### INPUT DATA
start

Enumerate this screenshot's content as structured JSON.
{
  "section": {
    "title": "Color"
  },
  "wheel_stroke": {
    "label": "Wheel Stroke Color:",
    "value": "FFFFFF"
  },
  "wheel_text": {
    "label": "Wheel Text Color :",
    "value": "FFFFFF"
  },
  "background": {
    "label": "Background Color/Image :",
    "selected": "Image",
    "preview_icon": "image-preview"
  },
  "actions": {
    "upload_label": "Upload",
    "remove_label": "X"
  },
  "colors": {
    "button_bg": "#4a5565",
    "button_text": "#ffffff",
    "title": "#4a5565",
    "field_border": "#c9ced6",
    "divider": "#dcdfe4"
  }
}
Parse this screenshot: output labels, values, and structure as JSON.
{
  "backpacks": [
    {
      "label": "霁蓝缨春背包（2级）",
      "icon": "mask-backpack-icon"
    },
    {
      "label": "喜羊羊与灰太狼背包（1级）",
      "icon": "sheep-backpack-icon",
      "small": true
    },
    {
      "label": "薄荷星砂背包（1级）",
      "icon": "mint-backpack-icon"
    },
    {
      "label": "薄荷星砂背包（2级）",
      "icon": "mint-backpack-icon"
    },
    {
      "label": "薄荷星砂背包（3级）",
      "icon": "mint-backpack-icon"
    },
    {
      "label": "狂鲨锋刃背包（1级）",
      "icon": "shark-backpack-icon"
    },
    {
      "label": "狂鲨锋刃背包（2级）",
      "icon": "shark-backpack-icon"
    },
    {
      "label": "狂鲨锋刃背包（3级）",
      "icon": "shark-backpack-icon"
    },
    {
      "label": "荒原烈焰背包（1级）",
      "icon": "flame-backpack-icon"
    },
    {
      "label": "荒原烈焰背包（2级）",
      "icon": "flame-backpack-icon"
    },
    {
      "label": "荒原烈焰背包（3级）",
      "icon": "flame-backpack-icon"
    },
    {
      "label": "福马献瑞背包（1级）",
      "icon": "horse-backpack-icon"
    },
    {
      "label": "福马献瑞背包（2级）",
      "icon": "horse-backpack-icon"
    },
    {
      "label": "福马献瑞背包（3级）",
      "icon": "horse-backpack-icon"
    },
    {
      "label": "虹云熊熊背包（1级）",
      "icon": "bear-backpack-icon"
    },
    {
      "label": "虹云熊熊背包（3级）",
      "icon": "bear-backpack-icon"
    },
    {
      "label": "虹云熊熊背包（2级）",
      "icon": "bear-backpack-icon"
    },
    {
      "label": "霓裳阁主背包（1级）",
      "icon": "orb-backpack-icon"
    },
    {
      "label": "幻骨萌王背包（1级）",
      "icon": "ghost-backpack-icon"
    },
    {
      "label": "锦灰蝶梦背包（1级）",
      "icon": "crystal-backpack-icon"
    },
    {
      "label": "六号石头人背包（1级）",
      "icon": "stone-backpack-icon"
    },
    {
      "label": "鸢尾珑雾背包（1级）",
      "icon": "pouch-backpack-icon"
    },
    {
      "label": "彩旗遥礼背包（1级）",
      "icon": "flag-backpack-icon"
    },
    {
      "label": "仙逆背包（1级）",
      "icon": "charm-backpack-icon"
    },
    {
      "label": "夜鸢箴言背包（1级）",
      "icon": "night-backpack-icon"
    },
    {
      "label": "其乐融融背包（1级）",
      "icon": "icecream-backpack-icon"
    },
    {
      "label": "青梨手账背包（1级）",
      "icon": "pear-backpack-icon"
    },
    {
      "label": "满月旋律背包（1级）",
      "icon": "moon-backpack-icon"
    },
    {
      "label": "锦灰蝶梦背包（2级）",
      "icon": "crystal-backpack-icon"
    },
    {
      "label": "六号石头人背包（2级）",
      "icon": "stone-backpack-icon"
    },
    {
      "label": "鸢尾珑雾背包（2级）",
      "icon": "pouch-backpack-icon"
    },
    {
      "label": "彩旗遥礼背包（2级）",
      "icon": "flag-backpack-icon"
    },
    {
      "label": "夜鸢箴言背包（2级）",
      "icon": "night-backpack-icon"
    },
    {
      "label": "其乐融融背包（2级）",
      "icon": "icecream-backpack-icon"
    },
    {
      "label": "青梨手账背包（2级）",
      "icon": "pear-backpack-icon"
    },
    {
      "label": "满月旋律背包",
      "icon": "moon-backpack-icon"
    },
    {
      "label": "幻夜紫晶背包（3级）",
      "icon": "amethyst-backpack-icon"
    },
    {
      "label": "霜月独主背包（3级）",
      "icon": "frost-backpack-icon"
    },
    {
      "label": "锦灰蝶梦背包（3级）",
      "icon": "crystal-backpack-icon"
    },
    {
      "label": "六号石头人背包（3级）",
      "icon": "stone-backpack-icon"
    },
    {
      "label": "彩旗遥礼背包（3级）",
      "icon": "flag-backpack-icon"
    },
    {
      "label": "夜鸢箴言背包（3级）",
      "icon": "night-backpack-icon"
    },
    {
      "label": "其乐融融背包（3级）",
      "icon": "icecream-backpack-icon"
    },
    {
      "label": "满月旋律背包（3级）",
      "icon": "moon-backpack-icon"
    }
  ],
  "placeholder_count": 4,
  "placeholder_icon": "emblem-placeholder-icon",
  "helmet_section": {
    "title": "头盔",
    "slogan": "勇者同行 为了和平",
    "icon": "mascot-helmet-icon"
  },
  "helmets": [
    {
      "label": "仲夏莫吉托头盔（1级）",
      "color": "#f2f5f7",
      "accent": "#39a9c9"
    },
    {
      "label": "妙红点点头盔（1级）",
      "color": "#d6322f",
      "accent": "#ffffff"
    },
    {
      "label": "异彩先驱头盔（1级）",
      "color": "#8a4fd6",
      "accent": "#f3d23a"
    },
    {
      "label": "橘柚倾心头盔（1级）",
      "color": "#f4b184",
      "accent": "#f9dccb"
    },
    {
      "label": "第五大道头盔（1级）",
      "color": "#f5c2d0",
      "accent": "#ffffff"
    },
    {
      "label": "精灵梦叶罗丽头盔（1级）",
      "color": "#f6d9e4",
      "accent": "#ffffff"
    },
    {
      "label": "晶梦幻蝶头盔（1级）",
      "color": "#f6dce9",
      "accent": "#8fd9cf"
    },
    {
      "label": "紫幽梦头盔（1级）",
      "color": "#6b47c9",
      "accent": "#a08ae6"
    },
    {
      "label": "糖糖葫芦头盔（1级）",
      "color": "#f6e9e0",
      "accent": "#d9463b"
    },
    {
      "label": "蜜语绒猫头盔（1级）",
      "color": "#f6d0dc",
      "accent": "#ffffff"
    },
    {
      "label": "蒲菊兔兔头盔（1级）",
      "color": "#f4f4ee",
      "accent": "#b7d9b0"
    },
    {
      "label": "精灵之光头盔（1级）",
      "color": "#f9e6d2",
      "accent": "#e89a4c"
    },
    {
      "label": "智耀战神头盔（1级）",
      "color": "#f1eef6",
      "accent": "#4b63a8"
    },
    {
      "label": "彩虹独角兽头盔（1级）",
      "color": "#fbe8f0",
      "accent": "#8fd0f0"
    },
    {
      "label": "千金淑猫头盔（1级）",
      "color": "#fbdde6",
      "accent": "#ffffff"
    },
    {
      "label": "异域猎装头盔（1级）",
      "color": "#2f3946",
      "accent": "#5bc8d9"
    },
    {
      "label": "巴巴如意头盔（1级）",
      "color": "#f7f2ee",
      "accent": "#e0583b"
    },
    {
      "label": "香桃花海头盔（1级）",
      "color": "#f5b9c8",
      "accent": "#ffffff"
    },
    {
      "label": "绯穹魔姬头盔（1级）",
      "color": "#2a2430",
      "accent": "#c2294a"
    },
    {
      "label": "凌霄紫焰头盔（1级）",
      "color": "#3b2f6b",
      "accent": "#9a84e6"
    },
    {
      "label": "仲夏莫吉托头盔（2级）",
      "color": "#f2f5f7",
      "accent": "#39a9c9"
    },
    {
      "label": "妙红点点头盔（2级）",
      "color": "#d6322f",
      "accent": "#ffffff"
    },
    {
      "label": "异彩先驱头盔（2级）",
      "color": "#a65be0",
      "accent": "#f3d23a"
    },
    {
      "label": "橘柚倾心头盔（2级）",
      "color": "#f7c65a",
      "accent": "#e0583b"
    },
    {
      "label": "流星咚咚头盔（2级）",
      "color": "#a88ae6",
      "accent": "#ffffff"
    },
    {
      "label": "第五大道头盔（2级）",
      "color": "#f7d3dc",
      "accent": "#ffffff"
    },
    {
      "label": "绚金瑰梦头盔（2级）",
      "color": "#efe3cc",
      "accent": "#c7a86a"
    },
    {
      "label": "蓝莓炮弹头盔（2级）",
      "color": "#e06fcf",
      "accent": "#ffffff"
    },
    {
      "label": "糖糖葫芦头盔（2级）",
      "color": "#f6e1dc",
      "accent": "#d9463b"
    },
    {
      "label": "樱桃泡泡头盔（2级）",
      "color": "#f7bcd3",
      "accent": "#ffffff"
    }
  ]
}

end

### WHAT THE TASK REQUIRES
Give only the number of lines that include the word "夜鸢箴言背包".

### WRITTEN RESPONSE
3